• [Goal of the exercise] Rewrite the lines below with "bbox" swapped for "bounding box" everywhere it occurs, leaving everything else unchanged.

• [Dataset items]
......

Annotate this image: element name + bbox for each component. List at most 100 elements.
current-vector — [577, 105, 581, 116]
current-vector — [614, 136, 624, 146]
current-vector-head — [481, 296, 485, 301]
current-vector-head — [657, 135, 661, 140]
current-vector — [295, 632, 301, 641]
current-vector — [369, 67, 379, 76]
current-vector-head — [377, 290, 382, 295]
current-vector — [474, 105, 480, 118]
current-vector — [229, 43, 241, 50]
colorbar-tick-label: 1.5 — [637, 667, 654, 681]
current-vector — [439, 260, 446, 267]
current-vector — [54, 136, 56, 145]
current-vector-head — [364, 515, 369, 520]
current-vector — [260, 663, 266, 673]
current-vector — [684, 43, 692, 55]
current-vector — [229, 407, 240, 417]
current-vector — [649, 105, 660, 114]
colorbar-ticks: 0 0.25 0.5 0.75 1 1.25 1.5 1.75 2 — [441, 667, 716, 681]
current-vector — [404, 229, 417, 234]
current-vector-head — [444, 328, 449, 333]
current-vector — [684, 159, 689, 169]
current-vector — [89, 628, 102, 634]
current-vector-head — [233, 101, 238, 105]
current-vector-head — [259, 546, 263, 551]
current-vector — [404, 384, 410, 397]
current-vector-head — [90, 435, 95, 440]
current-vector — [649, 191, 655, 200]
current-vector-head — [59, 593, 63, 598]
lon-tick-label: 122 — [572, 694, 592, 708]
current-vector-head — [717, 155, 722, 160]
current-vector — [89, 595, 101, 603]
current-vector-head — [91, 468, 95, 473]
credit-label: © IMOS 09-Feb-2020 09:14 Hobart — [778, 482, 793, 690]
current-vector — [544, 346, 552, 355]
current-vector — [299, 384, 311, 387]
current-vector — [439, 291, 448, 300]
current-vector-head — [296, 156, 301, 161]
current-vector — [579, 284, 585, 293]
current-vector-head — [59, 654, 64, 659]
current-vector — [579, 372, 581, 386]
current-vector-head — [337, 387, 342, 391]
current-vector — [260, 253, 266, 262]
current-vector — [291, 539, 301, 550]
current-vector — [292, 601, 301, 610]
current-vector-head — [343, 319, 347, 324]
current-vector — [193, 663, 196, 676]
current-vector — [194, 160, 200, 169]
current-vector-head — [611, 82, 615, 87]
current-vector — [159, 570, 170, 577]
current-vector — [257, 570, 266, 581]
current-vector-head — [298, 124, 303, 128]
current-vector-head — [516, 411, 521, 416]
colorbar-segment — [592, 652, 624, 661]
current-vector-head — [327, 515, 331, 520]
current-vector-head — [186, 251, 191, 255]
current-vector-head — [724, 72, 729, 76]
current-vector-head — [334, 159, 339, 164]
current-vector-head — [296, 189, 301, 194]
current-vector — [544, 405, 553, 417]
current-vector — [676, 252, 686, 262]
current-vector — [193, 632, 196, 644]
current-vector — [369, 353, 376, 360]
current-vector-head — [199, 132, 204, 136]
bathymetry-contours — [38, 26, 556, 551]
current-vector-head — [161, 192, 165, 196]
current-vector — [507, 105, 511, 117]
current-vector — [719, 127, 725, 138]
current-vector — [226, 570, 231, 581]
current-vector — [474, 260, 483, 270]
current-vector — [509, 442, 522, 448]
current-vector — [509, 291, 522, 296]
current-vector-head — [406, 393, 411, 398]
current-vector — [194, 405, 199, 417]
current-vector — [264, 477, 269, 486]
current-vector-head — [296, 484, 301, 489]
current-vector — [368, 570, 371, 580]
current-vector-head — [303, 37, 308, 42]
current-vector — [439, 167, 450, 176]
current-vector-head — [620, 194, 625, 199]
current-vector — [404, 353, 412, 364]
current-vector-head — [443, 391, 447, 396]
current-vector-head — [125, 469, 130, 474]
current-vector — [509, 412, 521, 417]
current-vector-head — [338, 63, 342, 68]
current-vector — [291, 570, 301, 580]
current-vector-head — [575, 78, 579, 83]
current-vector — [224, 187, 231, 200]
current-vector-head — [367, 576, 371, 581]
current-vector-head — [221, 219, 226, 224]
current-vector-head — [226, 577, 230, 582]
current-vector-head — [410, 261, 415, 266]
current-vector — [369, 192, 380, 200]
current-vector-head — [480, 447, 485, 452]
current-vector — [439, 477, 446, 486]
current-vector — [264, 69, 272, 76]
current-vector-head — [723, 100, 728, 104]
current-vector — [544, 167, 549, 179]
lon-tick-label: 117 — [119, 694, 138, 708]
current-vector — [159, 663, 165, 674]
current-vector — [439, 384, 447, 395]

......

• [Task answer]
Annotate this image: element name + bounding box for each component. List at most 100 elements.
current-vector — [577, 105, 581, 116]
current-vector — [614, 136, 624, 146]
current-vector-head — [481, 296, 485, 301]
current-vector-head — [657, 135, 661, 140]
current-vector — [295, 632, 301, 641]
current-vector — [369, 67, 379, 76]
current-vector-head — [377, 290, 382, 295]
current-vector — [474, 105, 480, 118]
current-vector — [229, 43, 241, 50]
colorbar-tick-label: 1.5 — [637, 667, 654, 681]
current-vector — [439, 260, 446, 267]
current-vector — [54, 136, 56, 145]
current-vector-head — [364, 515, 369, 520]
current-vector — [260, 663, 266, 673]
current-vector — [684, 43, 692, 55]
current-vector — [229, 407, 240, 417]
current-vector — [649, 105, 660, 114]
colorbar-ticks: 0 0.25 0.5 0.75 1 1.25 1.5 1.75 2 — [441, 667, 716, 681]
current-vector — [404, 229, 417, 234]
current-vector-head — [444, 328, 449, 333]
current-vector — [684, 159, 689, 169]
current-vector — [89, 628, 102, 634]
current-vector-head — [233, 101, 238, 105]
current-vector-head — [259, 546, 263, 551]
current-vector — [404, 384, 410, 397]
current-vector-head — [90, 435, 95, 440]
current-vector — [649, 191, 655, 200]
current-vector-head — [59, 593, 63, 598]
lon-tick-label: 122 — [572, 694, 592, 708]
current-vector-head — [717, 155, 722, 160]
current-vector — [89, 595, 101, 603]
current-vector-head — [91, 468, 95, 473]
credit-label: © IMOS 09-Feb-2020 09:14 Hobart — [778, 482, 793, 690]
current-vector — [544, 346, 552, 355]
current-vector — [299, 384, 311, 387]
current-vector — [439, 291, 448, 300]
current-vector-head — [296, 156, 301, 161]
current-vector — [579, 284, 585, 293]
current-vector-head — [59, 654, 64, 659]
current-vector — [579, 372, 581, 386]
current-vector-head — [337, 387, 342, 391]
current-vector — [260, 253, 266, 262]
current-vector — [291, 539, 301, 550]
current-vector — [292, 601, 301, 610]
current-vector-head — [343, 319, 347, 324]
current-vector — [193, 663, 196, 676]
current-vector — [194, 160, 200, 169]
current-vector-head — [611, 82, 615, 87]
current-vector — [159, 570, 170, 577]
current-vector — [257, 570, 266, 581]
current-vector-head — [298, 124, 303, 128]
current-vector-head — [516, 411, 521, 416]
colorbar-segment — [592, 652, 624, 661]
current-vector-head — [327, 515, 331, 520]
current-vector-head — [186, 251, 191, 255]
current-vector-head — [724, 72, 729, 76]
current-vector-head — [334, 159, 339, 164]
current-vector-head — [296, 189, 301, 194]
current-vector — [544, 405, 553, 417]
current-vector — [676, 252, 686, 262]
current-vector — [193, 632, 196, 644]
current-vector — [369, 353, 376, 360]
current-vector-head — [199, 132, 204, 136]
bathymetry-contours — [38, 26, 556, 551]
current-vector-head — [161, 192, 165, 196]
current-vector — [507, 105, 511, 117]
current-vector — [719, 127, 725, 138]
current-vector — [226, 570, 231, 581]
current-vector — [474, 260, 483, 270]
current-vector — [509, 442, 522, 448]
current-vector — [509, 291, 522, 296]
current-vector-head — [406, 393, 411, 398]
current-vector — [194, 405, 199, 417]
current-vector — [264, 477, 269, 486]
current-vector-head — [296, 484, 301, 489]
current-vector — [368, 570, 371, 580]
current-vector-head — [303, 37, 308, 42]
current-vector — [439, 167, 450, 176]
current-vector-head — [620, 194, 625, 199]
current-vector — [404, 353, 412, 364]
current-vector-head — [443, 391, 447, 396]
current-vector-head — [125, 469, 130, 474]
current-vector — [509, 412, 521, 417]
current-vector-head — [338, 63, 342, 68]
current-vector — [291, 570, 301, 580]
current-vector-head — [575, 78, 579, 83]
current-vector — [224, 187, 231, 200]
current-vector-head — [367, 576, 371, 581]
current-vector-head — [221, 219, 226, 224]
current-vector-head — [226, 577, 230, 582]
current-vector-head — [410, 261, 415, 266]
current-vector — [369, 192, 380, 200]
current-vector-head — [480, 447, 485, 452]
current-vector — [439, 477, 446, 486]
current-vector — [264, 69, 272, 76]
current-vector-head — [723, 100, 728, 104]
current-vector — [544, 167, 549, 179]
lon-tick-label: 117 — [119, 694, 138, 708]
current-vector — [159, 663, 165, 674]
current-vector — [439, 384, 447, 395]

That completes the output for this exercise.